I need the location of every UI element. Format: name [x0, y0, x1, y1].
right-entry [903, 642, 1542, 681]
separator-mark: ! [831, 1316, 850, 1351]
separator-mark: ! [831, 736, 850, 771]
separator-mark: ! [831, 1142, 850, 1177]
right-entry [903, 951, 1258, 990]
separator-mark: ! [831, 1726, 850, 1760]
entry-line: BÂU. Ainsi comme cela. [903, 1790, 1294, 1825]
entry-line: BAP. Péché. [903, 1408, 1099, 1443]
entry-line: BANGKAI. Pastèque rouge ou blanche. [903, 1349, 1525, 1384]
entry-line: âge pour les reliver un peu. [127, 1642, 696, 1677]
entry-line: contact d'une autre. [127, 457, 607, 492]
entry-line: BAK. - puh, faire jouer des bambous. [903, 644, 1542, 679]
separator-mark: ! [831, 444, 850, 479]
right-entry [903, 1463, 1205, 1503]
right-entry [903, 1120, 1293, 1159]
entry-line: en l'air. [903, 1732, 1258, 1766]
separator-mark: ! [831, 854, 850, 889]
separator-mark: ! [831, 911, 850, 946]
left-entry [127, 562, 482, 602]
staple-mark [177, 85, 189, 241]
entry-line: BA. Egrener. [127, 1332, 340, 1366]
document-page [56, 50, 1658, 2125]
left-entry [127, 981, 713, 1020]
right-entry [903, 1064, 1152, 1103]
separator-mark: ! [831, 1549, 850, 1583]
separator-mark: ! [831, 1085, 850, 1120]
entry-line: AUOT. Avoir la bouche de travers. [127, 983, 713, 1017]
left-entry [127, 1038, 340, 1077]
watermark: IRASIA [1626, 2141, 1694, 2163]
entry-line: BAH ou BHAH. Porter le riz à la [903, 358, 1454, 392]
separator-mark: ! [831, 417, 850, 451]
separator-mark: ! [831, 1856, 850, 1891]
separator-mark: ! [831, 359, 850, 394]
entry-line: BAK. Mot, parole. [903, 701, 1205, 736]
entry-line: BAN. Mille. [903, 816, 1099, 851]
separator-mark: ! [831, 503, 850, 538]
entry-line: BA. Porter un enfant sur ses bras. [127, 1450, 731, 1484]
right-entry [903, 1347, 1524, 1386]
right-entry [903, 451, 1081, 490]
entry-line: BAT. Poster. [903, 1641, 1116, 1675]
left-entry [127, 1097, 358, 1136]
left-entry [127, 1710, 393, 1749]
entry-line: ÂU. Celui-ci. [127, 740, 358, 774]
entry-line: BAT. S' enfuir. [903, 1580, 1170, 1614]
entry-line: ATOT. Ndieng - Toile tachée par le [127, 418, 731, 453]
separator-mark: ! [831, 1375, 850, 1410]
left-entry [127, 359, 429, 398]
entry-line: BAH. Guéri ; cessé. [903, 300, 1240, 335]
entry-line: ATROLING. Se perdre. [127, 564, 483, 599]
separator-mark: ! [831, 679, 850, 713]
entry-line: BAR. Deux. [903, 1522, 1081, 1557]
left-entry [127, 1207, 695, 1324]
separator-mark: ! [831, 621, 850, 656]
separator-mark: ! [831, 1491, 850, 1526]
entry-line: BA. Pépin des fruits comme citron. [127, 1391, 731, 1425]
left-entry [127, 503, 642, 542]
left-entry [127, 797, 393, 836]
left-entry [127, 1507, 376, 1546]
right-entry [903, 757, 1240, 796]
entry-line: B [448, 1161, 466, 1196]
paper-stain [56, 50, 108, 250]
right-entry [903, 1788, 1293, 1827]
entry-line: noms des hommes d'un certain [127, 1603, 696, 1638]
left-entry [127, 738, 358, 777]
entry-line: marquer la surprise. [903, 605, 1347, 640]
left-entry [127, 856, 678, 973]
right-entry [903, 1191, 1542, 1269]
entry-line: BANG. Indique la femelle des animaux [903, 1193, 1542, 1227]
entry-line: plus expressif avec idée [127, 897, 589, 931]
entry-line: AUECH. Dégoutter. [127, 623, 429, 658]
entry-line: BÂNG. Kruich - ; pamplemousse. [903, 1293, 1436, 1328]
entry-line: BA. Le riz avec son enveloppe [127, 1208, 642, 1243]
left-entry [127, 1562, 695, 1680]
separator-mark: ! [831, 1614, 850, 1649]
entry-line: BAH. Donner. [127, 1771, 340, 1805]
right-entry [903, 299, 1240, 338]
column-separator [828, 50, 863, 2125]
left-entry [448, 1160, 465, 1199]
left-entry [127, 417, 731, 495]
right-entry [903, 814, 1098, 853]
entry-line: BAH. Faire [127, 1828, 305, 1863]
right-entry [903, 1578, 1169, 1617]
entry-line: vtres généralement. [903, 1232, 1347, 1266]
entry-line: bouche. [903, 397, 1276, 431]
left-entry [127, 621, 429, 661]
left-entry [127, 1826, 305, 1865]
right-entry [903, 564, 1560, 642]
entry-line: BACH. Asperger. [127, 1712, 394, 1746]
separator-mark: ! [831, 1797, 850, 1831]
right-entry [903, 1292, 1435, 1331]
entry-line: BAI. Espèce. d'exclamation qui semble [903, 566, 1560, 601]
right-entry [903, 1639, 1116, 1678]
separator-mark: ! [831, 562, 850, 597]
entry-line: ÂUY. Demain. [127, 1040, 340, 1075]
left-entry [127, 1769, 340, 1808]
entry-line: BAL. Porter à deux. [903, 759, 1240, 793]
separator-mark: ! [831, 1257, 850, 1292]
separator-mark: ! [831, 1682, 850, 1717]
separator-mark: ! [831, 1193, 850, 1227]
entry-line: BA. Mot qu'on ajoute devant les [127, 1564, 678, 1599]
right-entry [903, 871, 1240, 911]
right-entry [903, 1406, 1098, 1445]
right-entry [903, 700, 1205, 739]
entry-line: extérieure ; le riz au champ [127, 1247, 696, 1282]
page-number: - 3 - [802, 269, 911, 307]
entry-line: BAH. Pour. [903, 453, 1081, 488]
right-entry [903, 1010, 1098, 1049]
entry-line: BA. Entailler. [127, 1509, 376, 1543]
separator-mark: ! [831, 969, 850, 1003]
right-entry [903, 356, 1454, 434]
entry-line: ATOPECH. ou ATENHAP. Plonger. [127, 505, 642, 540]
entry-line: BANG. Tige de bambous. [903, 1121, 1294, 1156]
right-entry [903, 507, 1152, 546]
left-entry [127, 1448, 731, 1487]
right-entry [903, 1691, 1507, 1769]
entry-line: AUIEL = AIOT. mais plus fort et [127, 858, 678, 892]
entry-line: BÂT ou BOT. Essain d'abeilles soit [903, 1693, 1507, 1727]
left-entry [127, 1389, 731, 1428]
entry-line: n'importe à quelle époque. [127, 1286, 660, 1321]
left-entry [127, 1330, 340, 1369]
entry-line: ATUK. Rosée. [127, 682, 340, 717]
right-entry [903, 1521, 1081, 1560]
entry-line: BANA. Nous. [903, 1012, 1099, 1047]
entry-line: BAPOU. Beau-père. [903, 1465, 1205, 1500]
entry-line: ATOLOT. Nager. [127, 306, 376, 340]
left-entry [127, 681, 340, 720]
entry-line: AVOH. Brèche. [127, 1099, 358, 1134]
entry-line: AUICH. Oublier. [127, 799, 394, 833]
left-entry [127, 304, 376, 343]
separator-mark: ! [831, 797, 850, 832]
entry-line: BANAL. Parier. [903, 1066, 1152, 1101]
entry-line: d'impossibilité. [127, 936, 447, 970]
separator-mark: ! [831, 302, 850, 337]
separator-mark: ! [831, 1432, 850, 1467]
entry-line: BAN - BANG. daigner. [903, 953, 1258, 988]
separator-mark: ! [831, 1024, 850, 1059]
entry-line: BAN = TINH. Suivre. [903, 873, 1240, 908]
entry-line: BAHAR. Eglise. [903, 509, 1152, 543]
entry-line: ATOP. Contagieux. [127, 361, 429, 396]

==========

* 任务目标 *
请把上面的记录从开头一直到包含“entry-line: AUOT. Avoir”的那一行（首尾两行都算在内）列成编号列表，空行不要列入。

* 完成结果 *
1. I need the location of every UI element. Format: name [x0, y0, x1, y1].
2. right-entry [903, 642, 1542, 681]
3. separator-mark: ! [831, 1316, 850, 1351]
4. separator-mark: ! [831, 736, 850, 771]
5. separator-mark: ! [831, 1142, 850, 1177]
6. right-entry [903, 951, 1258, 990]
7. separator-mark: ! [831, 1726, 850, 1760]
8. entry-line: BÂU. Ainsi comme cela. [903, 1790, 1294, 1825]
9. entry-line: BAP. Péché. [903, 1408, 1099, 1443]
10. entry-line: BANGKAI. Pastèque rouge ou blanche. [903, 1349, 1525, 1384]
11. entry-line: âge pour les reliver un peu. [127, 1642, 696, 1677]
12. entry-line: contact d'une autre. [127, 457, 607, 492]
13. entry-line: BAK. - puh, faire jouer des bambous. [903, 644, 1542, 679]
14. separator-mark: ! [831, 444, 850, 479]
15. right-entry [903, 1463, 1205, 1503]
16. right-entry [903, 1120, 1293, 1159]
17. entry-line: en l'air. [903, 1732, 1258, 1766]
18. separator-mark: ! [831, 854, 850, 889]
19. separator-mark: ! [831, 911, 850, 946]
20. left-entry [127, 562, 482, 602]
21. staple-mark [177, 85, 189, 241]
22. entry-line: BA. Egrener. [127, 1332, 340, 1366]
23. document-page [56, 50, 1658, 2125]
24. left-entry [127, 981, 713, 1020]
25. right-entry [903, 1064, 1152, 1103]
26. separator-mark: ! [831, 1549, 850, 1583]
27. separator-mark: ! [831, 1085, 850, 1120]
28. entry-line: AUOT. Avoir la bouche de travers. [127, 983, 713, 1017]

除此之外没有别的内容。